Data records
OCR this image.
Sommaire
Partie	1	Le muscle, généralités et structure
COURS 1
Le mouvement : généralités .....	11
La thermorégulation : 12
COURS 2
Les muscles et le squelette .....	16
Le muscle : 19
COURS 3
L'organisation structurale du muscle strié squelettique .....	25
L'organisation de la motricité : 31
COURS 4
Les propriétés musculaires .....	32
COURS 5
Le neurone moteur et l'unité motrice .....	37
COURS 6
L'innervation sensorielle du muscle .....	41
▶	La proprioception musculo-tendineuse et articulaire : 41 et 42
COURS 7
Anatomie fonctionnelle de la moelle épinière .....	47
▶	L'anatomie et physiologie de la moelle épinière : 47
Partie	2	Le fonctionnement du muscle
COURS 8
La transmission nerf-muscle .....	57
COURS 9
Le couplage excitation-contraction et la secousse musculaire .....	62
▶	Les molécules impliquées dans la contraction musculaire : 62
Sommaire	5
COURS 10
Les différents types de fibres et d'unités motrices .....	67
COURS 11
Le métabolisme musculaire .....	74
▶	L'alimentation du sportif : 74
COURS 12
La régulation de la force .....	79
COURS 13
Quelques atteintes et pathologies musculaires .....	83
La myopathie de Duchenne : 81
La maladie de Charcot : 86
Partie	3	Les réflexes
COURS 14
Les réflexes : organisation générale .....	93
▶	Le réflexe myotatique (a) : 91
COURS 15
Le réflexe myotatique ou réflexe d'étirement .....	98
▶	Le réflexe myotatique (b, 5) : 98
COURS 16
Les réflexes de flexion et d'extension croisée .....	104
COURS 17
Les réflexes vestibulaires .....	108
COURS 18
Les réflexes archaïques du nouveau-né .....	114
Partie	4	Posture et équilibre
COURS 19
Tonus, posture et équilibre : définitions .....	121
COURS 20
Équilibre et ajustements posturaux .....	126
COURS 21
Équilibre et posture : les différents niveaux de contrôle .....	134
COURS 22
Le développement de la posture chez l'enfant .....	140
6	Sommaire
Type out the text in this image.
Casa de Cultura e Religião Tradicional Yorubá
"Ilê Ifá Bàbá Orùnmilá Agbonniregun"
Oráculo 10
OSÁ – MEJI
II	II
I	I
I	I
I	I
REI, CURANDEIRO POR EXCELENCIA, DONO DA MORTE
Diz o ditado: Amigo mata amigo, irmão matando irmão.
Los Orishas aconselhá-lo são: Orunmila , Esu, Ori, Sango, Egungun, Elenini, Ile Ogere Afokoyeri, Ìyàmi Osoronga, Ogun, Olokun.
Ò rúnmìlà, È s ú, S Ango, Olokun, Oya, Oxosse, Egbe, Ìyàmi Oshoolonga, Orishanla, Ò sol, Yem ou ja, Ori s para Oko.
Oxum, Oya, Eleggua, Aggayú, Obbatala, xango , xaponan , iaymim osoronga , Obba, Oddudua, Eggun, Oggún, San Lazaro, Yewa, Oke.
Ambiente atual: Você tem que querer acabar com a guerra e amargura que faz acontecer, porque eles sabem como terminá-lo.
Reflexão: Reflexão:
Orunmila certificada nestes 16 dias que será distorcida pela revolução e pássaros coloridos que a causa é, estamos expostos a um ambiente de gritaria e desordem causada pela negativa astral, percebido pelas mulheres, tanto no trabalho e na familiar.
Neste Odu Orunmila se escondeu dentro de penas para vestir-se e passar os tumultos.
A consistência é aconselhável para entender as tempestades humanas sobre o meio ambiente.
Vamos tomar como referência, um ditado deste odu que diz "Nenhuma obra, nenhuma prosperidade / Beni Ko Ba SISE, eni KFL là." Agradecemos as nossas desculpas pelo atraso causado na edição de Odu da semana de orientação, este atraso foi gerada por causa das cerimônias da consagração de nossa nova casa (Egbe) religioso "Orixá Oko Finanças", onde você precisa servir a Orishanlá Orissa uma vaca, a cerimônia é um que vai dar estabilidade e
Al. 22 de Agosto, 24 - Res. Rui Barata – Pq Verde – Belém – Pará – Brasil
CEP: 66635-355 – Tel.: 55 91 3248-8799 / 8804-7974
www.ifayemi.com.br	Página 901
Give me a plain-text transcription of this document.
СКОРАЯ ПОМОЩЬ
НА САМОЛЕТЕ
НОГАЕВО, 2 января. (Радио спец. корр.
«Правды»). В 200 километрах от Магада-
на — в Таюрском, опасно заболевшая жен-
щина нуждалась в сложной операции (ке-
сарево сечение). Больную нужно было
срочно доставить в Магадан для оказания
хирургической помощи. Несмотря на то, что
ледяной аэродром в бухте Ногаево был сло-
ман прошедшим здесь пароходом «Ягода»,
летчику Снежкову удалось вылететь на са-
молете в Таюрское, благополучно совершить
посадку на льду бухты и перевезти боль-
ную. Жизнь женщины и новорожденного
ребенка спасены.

▶ Directions for this task
The lines to reproduce run from the line containing "Give me a plain-text" to the end of the listing; write them out exactly and add nothing.

▶ Response below
Give me a plain-text transcription of this document.
СКОРАЯ ПОМОЩЬ
НА САМОЛЕТЕ
НОГАЕВО, 2 января. (Радио спец. корр.
«Правды»). В 200 километрах от Магада-
на — в Таюрском, опасно заболевшая жен-
щина нуждалась в сложной операции (ке-
сарево сечение). Больную нужно было
срочно доставить в Магадан для оказания
хирургической помощи. Несмотря на то, что
ледяной аэродром в бухте Ногаево был сло-
ман прошедшим здесь пароходом «Ягода»,
летчику Снежкову удалось вылететь на са-
молете в Таюрское, благополучно совершить
посадку на льду бухты и перевезти боль-
ную. Жизнь женщины и новорожденного
ребенка спасены.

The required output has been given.